(Dataset items)
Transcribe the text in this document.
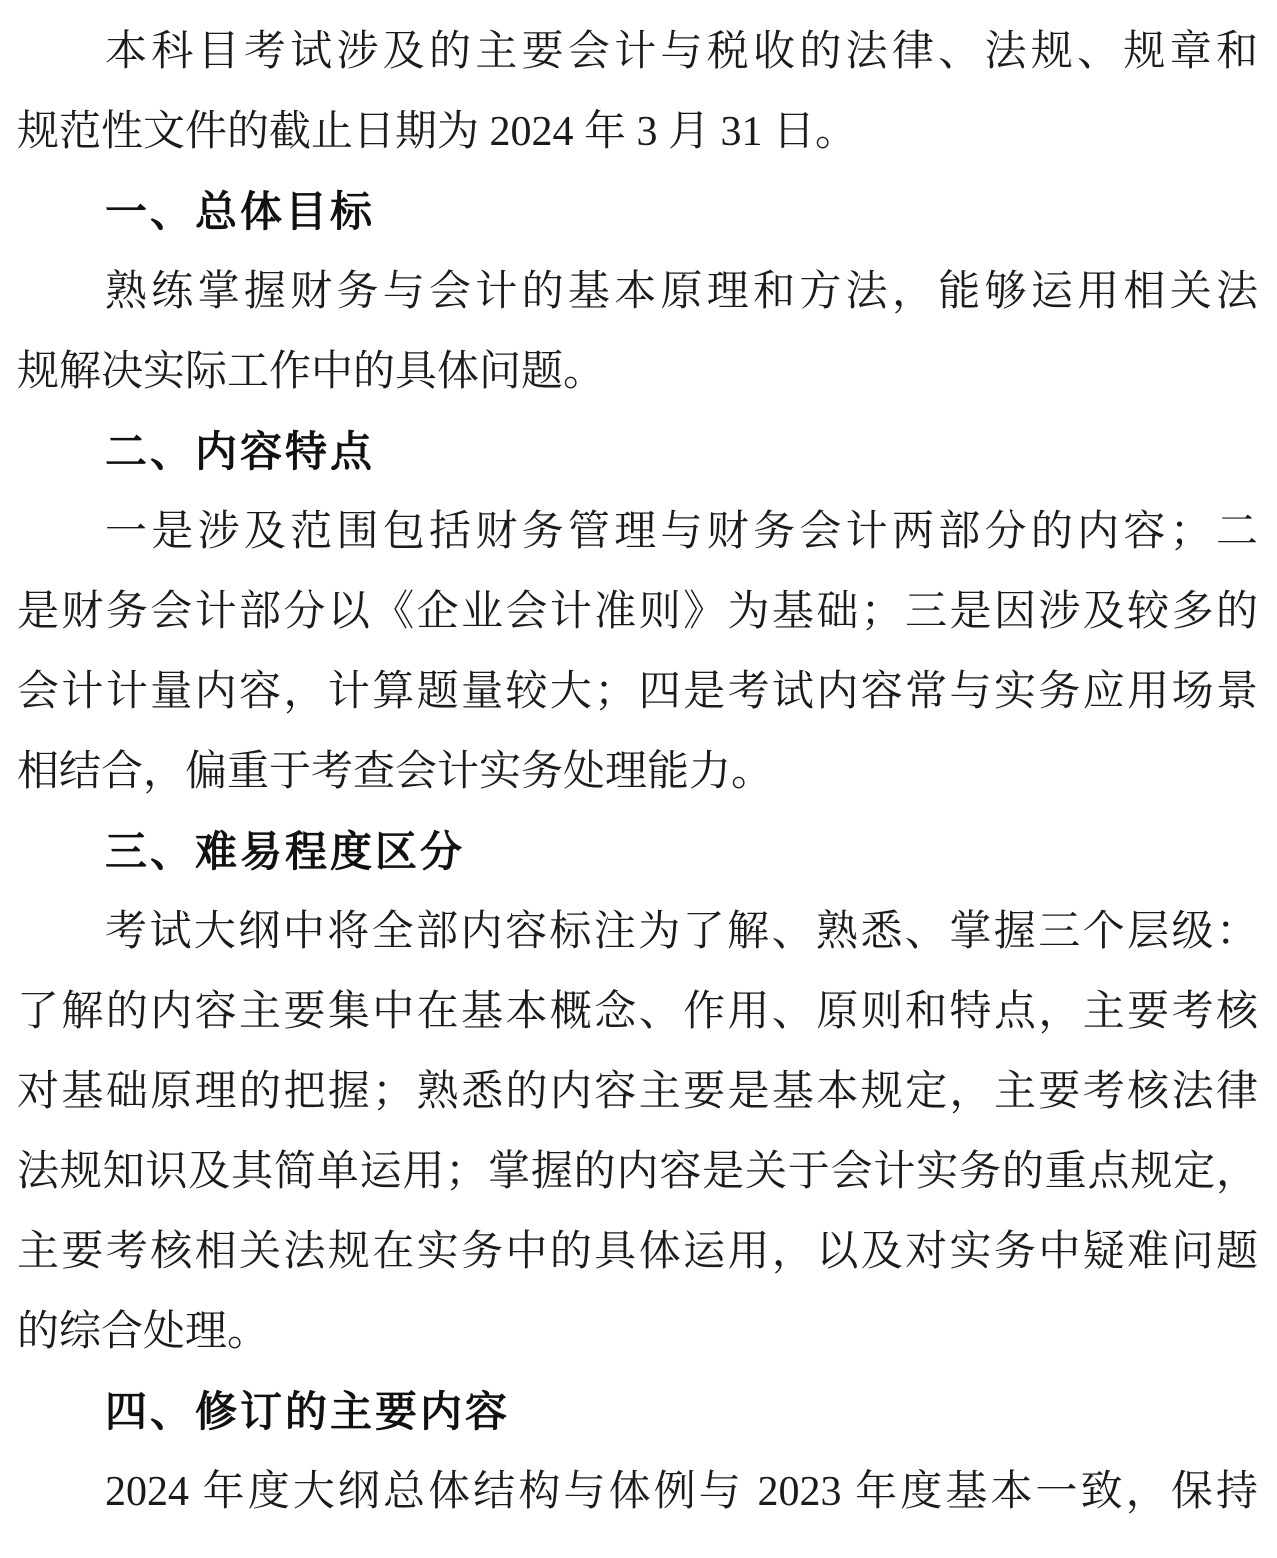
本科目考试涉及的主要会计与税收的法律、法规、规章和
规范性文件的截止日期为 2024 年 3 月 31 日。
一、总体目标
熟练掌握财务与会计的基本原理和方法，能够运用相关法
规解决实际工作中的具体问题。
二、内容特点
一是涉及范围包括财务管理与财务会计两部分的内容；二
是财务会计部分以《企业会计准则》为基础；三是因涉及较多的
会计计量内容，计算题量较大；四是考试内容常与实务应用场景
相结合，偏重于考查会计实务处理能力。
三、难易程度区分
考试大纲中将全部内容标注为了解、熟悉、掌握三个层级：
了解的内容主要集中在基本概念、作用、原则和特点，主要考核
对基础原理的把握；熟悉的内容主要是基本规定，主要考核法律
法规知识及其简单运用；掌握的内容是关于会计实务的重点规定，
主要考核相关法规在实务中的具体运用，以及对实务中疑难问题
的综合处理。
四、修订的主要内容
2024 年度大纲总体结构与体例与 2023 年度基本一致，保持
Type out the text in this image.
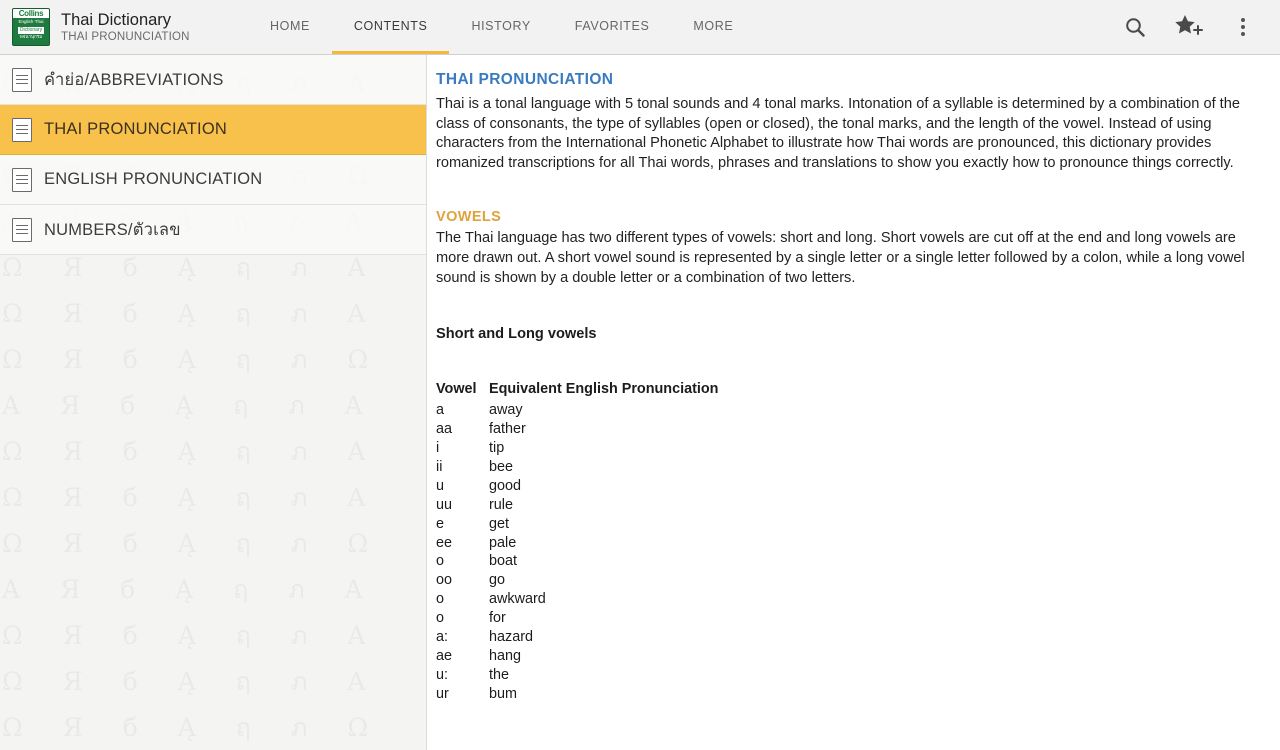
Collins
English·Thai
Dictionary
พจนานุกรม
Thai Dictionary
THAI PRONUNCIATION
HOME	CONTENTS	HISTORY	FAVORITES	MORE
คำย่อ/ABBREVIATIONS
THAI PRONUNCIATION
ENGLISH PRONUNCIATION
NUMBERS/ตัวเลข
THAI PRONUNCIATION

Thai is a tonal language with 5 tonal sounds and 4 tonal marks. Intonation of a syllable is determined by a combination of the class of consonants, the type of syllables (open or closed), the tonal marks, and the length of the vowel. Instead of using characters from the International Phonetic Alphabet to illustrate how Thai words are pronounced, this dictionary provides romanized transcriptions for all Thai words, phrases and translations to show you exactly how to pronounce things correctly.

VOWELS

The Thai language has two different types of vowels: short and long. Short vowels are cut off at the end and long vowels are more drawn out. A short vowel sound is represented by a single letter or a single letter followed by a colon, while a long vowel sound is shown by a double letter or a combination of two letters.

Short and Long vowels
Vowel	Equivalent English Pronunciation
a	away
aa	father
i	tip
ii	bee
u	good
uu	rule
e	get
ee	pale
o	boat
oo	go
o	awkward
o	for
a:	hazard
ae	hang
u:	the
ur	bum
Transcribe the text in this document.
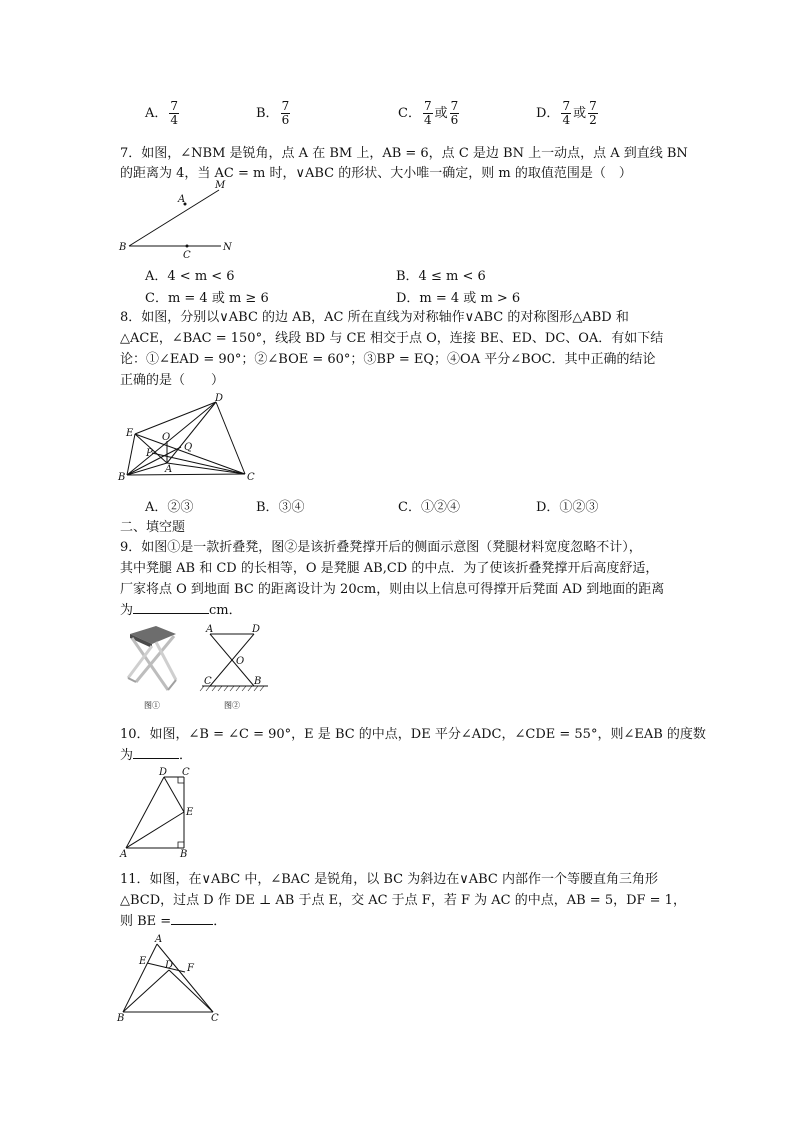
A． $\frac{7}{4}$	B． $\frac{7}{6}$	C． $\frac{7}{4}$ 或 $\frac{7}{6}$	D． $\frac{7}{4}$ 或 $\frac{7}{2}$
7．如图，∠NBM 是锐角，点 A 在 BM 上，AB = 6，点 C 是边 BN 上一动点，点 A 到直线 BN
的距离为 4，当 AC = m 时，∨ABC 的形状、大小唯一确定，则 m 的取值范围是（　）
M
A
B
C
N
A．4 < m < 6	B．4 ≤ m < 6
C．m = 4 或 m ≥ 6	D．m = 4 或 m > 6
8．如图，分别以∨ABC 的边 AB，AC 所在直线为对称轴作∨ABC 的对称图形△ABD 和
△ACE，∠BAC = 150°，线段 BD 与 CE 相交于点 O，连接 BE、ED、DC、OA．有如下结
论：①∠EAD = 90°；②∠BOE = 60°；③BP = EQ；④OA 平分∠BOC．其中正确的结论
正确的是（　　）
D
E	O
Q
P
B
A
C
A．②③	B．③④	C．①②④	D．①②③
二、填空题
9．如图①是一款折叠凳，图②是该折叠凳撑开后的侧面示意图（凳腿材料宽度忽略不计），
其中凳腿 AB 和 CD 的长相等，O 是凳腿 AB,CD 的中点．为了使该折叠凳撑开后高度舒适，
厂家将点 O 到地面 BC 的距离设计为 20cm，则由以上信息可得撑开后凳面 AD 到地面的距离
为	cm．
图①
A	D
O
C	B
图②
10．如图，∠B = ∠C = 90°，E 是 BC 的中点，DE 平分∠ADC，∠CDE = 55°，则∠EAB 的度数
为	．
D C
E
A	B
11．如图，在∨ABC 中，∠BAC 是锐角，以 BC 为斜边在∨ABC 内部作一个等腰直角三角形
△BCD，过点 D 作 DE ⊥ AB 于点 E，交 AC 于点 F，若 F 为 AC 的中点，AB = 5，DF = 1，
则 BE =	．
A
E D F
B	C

Task objective: Scan the lines for the string "combination". Copy out each line that matches.

Right answer:
Thai is a tonal language with 5 tonal sounds and 4 tonal marks. Intonation of a syllable is determined by a combination of the class of consonants, the type of syllables (open or closed), the tonal marks, and the length of the vowel. Instead of using characters from the International Phonetic Alphabet to illustrate how Thai words are pronounced, this dictionary provides romanized transcriptions for all Thai words, phrases and translations to show you exactly how to pronounce things correctly.
The Thai language has two different types of vowels: short and long. Short vowels are cut off at the end and long vowels are more drawn out. A short vowel sound is represented by a single letter or a single letter followed by a colon, while a long vowel sound is shown by a double letter or a combination of two letters.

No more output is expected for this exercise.